Algorithm for code-based searches without pre-annotation

The user enters a query term.
The user's query term is matched against the terms included in a preferred vocabulary. Any vocabulary is suitable, so long as the vocabulary consists of term/code pairs, where a term and its' synonyms are all paired with the same code.

For instance, the 2004 version of UMLS has 38 equivalent entries for the code C0206708, nine of which are listed here:

C0206708|Cervical Intraepithelial Neoplasms
C0206708|Cervical Intraepithelial Neoplasm
C0206708|Intraepithelial Neoplasm, Cervical
C0206708|Intraepithelial Neoplasms, Cervical
C0206708|Neoplasm, Cervical Intraepithelial
C0206708|Neoplasms, Cervical Intraepithelial
C0206708|Intraepithelial Neoplasia, Cervical
C0206708|Neoplasia, Cervical Intraepithelial
C0206708|Cervical Intraepithelial Neoplasia

If the user had entered "Cervical Intraepithelial Neoplasms", the query would be compared with the millions of terms included in the UMLS until a match is made against the exact-match term whose code is C0206708.
All of the terms in the vocabulary that are equivalent to the query term are collected from the nomenclature. Since we are dealing with term/code pairs, this means that all of the vocabulary terms with the same concept code are collected. In the example given, all 38 of the terms whose concept code is C0206708 would be collected.
One-by-one, the equivalent terms are matched against each record in the dataset to determine which record contains character strings that match any of the equivalent terms.

In the case of the example, this would mean that all 38 UMLS terms equivalent to "Cervical Intraepithelial Neoplasms" would be matched against the entire set of data records. This is the rate-limiting step for the algorithm. This step could not be seriously contemplated prior to the advent of fast computers and fast search algorithms.
For each dataset record, if the record contains a character string that matches any of the equivalent vocabulary terms, the record is retrieved. In the case of the example given, all records containing the term cervical intraepithelial neoplasia or any of the term equivalents found in UMLS, would be merged into the query response and annotated with the common concept code C0206708.

Algorithm for fast doublet matching

The following algorithm describes a way to quickly achieve search results for the algorithm described above.

A doublet index is prepared for the data records. The doublet index consists of each of the doublets (two consecutive words) in the datasets along with all the locations in the dataset where each doublet occurs.

In the sample dataset used for this manuscript, the doublet term "vancouver canada" occurs 95 times. Examples of 14 index entries for the "vancouver canada" doublet are:

vancouver canada = 151198-17
vancouver canada = 157354-8
vancouver canada = 166770-13
vancouver canada = 171565-8
vancouver canada = 175470-11
vancouver canada = 178127-8
vancouver canada = 189527-11
vancouver canada = 198094-8
vancouver canada = 201139-11
vancouver canada = 201398-12
vancouver canada = 202037-8
vancouver canada = 204257-14
vancouver canada = 208131-8
vancouver canada = 223026-11

Each entry consists of the name of the doublet, the record number from the dataset in which the doublet occurs (e. g. record number 151198), and the offset position within the record at which the doublet occurs (e. g. word number 17). The index can be quickly compiled and, once created, never needs to change unless the dataset changes. This index will be used to locate terms composed of any number of words.

### Entries supplied
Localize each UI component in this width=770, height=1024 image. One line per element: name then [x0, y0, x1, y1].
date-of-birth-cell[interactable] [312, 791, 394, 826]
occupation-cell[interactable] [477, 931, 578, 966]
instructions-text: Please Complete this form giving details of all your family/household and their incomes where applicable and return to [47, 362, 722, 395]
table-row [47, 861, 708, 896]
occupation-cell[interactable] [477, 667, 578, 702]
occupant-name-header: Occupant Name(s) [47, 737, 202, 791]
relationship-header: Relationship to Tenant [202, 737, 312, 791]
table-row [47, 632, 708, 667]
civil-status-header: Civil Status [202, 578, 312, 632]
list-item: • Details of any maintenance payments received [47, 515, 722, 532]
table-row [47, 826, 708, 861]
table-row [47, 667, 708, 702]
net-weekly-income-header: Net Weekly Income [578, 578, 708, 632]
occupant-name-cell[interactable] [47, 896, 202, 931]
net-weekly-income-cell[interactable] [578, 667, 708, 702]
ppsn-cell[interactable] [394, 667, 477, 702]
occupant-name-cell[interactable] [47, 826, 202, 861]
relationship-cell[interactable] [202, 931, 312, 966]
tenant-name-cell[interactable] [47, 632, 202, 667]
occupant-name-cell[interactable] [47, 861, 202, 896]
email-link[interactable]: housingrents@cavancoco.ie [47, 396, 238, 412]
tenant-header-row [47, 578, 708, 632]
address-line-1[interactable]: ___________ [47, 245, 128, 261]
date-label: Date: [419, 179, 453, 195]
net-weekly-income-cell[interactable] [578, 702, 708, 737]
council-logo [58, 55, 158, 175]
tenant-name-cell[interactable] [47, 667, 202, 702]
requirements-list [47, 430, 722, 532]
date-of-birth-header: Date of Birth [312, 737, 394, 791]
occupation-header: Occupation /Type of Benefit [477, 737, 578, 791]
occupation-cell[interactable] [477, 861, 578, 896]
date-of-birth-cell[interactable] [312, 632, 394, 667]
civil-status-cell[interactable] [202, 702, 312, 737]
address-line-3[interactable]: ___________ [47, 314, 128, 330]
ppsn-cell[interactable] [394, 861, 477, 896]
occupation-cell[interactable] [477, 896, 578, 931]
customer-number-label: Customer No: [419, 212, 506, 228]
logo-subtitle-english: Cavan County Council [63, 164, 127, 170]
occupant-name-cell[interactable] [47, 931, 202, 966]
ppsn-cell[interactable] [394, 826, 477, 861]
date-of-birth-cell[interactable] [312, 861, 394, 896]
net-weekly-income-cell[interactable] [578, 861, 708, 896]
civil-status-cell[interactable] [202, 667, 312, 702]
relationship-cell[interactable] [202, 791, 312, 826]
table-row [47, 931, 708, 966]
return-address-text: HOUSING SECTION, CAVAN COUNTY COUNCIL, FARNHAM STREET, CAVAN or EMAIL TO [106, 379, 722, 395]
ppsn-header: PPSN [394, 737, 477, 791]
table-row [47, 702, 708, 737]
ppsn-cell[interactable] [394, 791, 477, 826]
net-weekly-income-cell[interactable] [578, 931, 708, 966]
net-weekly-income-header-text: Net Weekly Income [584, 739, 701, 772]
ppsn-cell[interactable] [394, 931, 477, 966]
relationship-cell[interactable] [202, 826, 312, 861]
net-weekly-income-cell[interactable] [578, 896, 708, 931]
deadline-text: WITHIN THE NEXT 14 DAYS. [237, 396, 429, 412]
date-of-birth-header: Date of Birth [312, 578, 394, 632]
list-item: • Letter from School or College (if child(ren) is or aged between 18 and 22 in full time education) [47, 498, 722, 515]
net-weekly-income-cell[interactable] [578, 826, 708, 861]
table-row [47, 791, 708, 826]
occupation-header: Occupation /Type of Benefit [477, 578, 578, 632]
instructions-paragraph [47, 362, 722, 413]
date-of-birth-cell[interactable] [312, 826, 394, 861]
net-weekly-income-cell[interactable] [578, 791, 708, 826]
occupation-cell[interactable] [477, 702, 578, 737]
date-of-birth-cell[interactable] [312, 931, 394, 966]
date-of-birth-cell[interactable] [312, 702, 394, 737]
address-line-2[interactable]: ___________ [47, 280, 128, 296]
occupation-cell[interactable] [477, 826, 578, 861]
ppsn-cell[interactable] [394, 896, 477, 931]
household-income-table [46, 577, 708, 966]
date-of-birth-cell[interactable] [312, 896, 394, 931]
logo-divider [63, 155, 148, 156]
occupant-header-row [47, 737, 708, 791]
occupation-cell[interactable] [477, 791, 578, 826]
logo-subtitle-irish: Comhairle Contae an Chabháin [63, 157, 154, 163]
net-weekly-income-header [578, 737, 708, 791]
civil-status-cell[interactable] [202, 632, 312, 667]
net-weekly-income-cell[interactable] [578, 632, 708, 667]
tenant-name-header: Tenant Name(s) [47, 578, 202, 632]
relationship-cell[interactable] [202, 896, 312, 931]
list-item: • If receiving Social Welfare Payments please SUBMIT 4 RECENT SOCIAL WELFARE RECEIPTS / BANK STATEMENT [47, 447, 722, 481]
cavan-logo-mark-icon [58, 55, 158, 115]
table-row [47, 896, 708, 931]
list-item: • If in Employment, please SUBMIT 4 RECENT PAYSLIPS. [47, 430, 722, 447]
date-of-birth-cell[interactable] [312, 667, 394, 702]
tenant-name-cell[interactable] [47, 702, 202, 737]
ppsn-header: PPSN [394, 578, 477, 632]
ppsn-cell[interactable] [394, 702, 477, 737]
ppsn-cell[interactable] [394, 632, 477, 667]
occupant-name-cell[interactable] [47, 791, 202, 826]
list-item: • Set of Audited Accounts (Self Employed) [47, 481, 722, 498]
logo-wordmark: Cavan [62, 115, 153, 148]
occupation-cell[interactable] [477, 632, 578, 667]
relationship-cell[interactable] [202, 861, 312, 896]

### What to work on
[a] In the text on code-based search algorithms, what three pieces of information make up each entry in the doublet index?
[b] Continue the text on code-based search algorithms from its final sentence.

### Numbered answers
[a] The name of the doublet, the number of the dataset record in which it occurs, and the offset position within that record.

[b]
An associative array is prepared from the doublet index file, consisting of key/value pairs, where the keys are the set of all the different doublet terms present in the dataset, and the values are the byte location in the doublet index file where the doublet first occurs. The doublet index file is alphabetized. Knowing the first occurrence of a doublet in the index allows us to quickly find all the index entries for the doublet by simply going to the first location of the doublet and collecting successive line readings from the index file. The collection of all the index entries for the doublet specifies every record and every position in every record where the doublet occurs.
The nomenclature of interest is stored in memory as two associative arrays. One associative array consists of key/value pairs, with nomenclature terms as the keys and corresponding nomenclature codes as values. The other associative array consists of key/value pairs with nomenclature codes as the keys and the list of corresponding nomenclature terms as the values.

These two associative arrays allow us to quickly match the user's query-term against the entire nomenclature, identifying the code number of the matching term (if it exists) and creating an array of all the equivalent terms that match the code.
The array of vocabulary terms that are equivalent to the query term entered by the user are consecutively matched against all the records from the dataset (as described in steps 5,6 and 7).
Each term in the array of equivalent terms is parsed as an array of doublet neighbors. In the case of terms composed of an odd number of words, an overlapping doublet at the end of the term is added.

Example of a term composed of an even number of words:
Adenocarcinoma of the lung

The doublet array is:
"adenocarcinoma of", "the lung"

Example of a term composed of an odd number of words:
refractory anemia with excess blasts

The doublet array is:
"refractory anemia", "with excess", "excess blasts"
For each term in the array of equivalent terms, entries are collected from the doublet index if they match any of the consective doublets that compose the term. The records that match a term are among the records that match every doublet in the term. For a record in this subset to match the term, it needs to contain the doublets that compose the term in the same text order as the occurrences of the doublets in the term.

The term "refractory anemia with excess blasts" is composed of three doublets that must occur in the following relative word positions:

"refractory anemia" ... position n
"with excess" ... position n+2
"excess blasts" ... position n+3

To determine whether term doublets co-occurring in a record actually match a full term, one needs to test whether the doublets occur in relative positions corresponding to their positions in the term.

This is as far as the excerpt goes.